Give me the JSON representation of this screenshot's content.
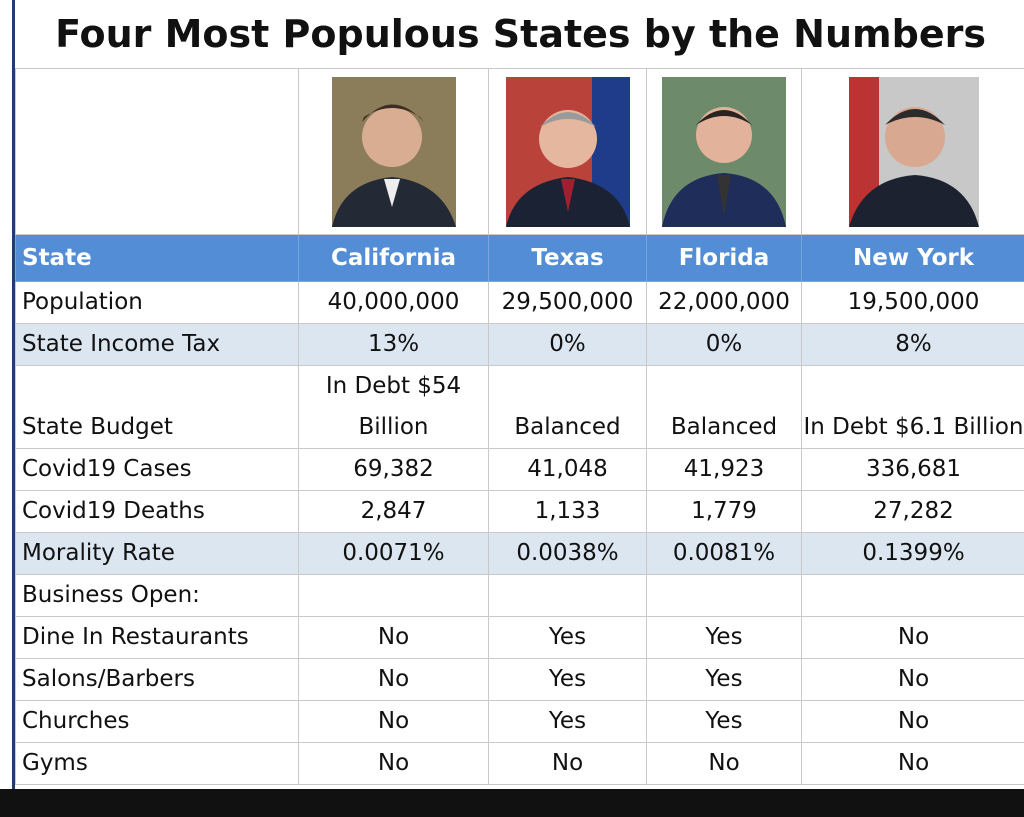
{
  "title": "Four Most Populous States by the Numbers",
  "table": {
    "header": [
      "State",
      "California",
      "Texas",
      "Florida",
      "New York"
    ],
    "rows": [
      [
        "Population",
        "40,000,000",
        "29,500,000",
        "22,000,000",
        "19,500,000"
      ],
      [
        "State Income Tax",
        "13%",
        "0%",
        "0%",
        "8%"
      ],
      [
        "State Budget",
        "In Debt $54 Billion",
        "Balanced",
        "Balanced",
        "In Debt $6.1 Billion"
      ],
      [
        "Covid19 Cases",
        "69,382",
        "41,048",
        "41,923",
        "336,681"
      ],
      [
        "Covid19 Deaths",
        "2,847",
        "1,133",
        "1,779",
        "27,282"
      ],
      [
        "Morality Rate",
        "0.0071%",
        "0.0038%",
        "0.0081%",
        "0.1399%"
      ],
      [
        "Business Open:",
        "",
        "",
        "",
        ""
      ],
      [
        "Dine In Restaurants",
        "No",
        "Yes",
        "Yes",
        "No"
      ],
      [
        "Salons/Barbers",
        "No",
        "Yes",
        "Yes",
        "No"
      ],
      [
        "Churches",
        "No",
        "Yes",
        "Yes",
        "No"
      ],
      [
        "Gyms",
        "No",
        "No",
        "No",
        "No"
      ]
    ]
  }
}
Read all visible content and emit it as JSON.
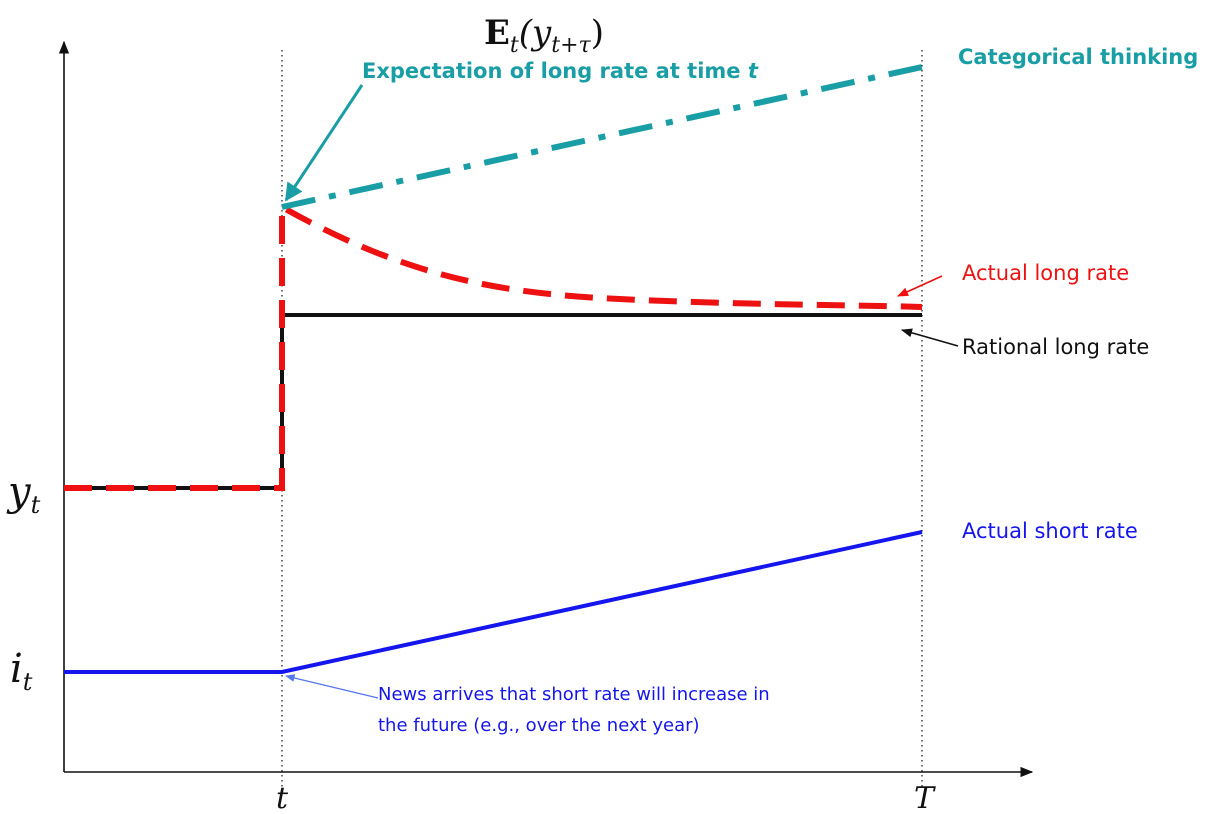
{
  "axes": {
    "y_label": "E",
    "y_label_sub": "t",
    "y_label_args": "(y",
    "y_label_args_sub": "t+τ",
    "y_label_close": ")",
    "ytick_y": "y",
    "ytick_y_sub": "t",
    "ytick_i": "i",
    "ytick_i_sub": "t",
    "xtick_t": "t",
    "xtick_T": "T"
  },
  "annotations": {
    "expectation": "Expectation of long rate at time ",
    "expectation_t": "t",
    "categorical": "Categorical thinking",
    "actual_long": "Actual long rate",
    "rational_long": "Rational long rate",
    "actual_short": "Actual short rate",
    "news_line1": "News arrives that short rate will increase in",
    "news_line2": "the future (e.g., over the next year)"
  },
  "colors": {
    "teal": "#1a9ea5",
    "red": "#ee1111",
    "black": "#111111",
    "blue": "#1515ee",
    "blue_light": "#5577ee"
  }
}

━━━━━━

*STATED GOAL*: List all lines in the material containing the string "content".

*EXERCISE SOLUTION*:
Give me the JSON representation of this screenshot's content.
Read all visible content and emit it as JSON.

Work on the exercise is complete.